Written problem: Which lines hold the word "Weekly"? Copy each one.

(Data records)
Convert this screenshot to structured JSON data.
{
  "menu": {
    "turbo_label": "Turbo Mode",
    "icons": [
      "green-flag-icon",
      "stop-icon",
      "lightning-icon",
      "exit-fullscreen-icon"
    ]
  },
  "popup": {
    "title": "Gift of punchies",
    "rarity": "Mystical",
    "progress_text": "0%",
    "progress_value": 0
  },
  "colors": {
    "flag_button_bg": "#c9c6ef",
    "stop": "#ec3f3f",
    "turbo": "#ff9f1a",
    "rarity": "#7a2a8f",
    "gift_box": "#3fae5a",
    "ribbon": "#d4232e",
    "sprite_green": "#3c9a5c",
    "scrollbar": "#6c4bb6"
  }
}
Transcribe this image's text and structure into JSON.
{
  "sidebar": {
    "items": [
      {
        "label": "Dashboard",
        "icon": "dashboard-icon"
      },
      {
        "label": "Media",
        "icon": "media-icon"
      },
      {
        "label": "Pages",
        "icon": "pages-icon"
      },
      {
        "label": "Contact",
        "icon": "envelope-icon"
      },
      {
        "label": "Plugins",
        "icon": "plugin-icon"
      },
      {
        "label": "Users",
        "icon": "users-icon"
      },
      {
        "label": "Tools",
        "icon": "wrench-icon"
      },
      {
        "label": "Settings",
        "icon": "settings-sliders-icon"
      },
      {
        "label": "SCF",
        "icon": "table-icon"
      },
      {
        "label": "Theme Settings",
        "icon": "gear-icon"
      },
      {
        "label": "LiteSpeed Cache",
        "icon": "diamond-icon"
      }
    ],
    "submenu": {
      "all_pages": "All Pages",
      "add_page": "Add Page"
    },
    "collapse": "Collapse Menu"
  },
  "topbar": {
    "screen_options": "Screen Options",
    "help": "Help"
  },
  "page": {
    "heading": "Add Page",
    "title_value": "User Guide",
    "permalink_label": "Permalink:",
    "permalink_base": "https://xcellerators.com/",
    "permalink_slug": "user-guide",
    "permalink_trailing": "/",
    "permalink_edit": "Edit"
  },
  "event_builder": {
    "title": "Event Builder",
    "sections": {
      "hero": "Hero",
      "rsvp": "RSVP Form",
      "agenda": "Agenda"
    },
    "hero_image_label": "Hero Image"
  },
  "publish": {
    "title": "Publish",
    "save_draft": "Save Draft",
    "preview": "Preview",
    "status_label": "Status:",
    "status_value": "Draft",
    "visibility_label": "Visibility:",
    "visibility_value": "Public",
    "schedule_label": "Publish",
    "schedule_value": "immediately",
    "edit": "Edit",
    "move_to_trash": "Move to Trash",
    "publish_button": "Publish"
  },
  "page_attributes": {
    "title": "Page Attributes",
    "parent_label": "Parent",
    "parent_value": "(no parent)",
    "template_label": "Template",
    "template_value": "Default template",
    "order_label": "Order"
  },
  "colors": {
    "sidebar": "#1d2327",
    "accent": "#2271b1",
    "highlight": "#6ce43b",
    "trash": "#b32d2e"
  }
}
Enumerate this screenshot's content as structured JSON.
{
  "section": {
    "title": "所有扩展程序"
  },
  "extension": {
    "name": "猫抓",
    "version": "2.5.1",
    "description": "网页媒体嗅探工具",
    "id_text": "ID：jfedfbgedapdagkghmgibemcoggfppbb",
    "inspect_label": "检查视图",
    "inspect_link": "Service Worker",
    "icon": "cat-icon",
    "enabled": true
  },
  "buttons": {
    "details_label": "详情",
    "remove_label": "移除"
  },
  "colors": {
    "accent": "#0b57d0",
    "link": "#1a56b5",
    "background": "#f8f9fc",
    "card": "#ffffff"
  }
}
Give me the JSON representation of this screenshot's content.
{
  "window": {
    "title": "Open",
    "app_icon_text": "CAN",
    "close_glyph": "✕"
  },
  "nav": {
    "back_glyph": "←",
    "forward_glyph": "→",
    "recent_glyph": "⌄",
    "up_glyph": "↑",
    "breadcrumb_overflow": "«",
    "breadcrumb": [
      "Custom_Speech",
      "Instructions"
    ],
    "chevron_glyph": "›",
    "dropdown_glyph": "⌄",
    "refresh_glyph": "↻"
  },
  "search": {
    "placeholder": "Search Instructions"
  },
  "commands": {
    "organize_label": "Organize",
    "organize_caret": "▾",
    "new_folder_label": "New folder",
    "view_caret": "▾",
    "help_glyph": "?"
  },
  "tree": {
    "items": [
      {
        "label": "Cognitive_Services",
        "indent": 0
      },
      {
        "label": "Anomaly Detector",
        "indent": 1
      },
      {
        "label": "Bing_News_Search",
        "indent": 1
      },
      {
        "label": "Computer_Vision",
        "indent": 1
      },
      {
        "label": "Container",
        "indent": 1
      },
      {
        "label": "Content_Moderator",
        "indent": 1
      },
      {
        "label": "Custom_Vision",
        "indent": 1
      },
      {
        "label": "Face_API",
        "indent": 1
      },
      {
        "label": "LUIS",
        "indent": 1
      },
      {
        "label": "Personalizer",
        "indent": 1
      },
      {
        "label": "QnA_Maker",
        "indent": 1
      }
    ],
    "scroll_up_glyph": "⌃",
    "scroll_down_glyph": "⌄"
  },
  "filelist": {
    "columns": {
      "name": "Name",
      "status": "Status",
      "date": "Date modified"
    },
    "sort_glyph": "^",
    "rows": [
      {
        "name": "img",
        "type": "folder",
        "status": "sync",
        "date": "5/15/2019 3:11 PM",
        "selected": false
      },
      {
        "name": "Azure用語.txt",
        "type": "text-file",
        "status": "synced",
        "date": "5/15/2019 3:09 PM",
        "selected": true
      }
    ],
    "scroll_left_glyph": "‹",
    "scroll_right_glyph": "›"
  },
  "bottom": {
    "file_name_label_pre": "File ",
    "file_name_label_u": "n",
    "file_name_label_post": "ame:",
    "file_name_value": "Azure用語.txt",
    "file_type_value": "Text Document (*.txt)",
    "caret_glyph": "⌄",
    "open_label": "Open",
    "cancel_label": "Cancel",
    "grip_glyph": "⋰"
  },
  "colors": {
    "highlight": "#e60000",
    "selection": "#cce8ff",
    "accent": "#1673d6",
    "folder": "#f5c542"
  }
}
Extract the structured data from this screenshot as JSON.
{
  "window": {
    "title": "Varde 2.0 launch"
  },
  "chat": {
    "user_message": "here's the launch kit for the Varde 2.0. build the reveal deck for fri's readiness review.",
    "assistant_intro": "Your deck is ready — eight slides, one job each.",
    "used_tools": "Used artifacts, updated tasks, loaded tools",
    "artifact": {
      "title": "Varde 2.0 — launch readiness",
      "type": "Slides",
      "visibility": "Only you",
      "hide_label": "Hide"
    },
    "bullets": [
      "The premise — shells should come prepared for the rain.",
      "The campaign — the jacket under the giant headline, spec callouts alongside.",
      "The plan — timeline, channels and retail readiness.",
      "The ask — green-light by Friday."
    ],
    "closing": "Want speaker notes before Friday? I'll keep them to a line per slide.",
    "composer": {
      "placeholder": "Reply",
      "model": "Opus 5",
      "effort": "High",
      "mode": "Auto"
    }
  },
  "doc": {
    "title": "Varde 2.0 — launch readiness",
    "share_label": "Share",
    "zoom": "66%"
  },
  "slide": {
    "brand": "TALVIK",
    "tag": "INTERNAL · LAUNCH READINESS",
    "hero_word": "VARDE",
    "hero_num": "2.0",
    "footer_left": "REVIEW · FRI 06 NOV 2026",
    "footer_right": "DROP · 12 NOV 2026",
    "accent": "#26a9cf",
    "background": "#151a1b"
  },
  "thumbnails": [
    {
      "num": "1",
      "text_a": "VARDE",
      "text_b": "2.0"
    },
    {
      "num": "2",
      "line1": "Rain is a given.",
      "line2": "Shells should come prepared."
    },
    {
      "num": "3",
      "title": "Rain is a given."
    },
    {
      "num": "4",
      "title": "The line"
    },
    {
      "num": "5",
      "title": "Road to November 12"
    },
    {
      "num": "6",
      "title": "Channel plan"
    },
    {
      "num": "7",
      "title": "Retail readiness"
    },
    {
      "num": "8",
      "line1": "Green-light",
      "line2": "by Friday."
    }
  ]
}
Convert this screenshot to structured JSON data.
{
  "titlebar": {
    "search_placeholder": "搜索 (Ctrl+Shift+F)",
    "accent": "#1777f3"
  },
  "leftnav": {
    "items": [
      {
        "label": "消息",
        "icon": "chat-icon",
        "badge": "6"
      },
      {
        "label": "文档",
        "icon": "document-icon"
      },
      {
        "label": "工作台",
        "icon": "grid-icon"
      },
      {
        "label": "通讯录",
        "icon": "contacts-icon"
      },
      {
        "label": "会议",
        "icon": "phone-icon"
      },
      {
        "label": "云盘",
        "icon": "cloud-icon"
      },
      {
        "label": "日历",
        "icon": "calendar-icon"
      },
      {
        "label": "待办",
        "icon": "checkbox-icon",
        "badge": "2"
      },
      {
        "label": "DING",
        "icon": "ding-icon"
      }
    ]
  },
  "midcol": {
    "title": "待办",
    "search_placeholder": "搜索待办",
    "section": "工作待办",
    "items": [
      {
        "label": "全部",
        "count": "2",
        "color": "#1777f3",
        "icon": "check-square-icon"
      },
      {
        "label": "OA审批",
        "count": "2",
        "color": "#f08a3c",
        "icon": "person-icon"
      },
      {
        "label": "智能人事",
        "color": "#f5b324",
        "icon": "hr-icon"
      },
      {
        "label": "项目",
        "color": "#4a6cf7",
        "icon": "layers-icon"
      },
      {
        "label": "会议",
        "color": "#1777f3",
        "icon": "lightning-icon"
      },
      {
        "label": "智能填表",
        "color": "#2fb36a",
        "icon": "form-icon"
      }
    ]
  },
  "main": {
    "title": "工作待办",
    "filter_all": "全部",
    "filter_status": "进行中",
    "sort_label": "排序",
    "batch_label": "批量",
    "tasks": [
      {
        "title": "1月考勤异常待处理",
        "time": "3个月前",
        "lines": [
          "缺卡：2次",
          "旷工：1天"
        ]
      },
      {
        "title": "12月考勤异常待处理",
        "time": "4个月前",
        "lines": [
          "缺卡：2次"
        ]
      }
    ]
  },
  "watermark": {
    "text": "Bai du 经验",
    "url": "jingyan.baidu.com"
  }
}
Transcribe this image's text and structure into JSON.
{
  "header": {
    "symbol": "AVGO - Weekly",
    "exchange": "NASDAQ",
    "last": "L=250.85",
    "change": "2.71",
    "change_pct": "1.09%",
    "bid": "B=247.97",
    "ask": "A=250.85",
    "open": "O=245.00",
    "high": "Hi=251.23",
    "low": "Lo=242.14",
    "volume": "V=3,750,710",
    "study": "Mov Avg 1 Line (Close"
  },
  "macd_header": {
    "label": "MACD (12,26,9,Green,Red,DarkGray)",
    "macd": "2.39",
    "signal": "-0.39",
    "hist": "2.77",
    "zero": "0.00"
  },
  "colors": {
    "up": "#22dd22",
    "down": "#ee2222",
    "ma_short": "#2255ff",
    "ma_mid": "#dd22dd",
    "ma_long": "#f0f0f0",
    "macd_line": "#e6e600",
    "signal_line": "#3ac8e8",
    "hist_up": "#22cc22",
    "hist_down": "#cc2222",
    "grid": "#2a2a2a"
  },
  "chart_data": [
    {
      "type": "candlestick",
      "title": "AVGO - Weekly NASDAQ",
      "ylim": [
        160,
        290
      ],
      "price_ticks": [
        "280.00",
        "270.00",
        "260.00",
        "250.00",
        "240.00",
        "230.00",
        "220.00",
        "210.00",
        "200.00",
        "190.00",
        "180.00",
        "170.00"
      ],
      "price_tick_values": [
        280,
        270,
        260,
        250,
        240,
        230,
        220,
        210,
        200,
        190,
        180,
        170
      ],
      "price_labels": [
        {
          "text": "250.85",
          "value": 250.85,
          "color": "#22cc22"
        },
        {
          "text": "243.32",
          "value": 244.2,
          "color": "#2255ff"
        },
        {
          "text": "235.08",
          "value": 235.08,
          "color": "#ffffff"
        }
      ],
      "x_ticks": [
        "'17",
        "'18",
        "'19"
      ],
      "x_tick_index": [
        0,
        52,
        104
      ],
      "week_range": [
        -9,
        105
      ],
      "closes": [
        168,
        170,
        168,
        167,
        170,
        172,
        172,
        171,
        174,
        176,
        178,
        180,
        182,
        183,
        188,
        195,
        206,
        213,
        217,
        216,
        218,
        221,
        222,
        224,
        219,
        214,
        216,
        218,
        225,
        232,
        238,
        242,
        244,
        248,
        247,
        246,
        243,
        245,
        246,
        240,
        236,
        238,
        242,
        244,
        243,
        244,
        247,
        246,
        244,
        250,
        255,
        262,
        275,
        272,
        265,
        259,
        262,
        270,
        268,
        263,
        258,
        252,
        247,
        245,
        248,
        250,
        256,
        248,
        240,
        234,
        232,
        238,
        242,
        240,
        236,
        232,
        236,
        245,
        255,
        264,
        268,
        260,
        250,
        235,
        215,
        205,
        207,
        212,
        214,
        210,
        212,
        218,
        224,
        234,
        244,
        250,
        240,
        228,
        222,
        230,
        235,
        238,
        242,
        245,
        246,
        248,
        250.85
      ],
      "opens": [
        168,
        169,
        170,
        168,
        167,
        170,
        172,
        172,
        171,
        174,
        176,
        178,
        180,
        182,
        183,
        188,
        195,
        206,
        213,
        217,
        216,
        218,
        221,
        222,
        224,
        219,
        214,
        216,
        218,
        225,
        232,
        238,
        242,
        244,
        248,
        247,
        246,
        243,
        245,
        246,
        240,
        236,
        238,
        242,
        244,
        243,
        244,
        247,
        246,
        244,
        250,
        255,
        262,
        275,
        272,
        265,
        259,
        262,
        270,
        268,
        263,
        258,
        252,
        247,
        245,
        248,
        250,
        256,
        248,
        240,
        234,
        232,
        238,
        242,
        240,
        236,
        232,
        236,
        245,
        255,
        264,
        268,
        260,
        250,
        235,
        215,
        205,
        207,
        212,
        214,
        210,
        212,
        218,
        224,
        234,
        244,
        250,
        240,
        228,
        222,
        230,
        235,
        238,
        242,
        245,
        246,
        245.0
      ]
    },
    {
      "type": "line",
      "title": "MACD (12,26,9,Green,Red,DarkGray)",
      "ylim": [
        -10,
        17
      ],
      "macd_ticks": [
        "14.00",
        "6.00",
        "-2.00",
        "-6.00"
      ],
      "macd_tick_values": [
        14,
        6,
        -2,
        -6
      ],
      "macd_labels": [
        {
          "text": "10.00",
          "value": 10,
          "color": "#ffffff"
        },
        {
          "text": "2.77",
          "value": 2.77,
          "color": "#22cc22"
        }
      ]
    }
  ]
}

Reply to the exercise:
    "symbol": "AVGO - Weekly",
      "title": "AVGO - Weekly NASDAQ",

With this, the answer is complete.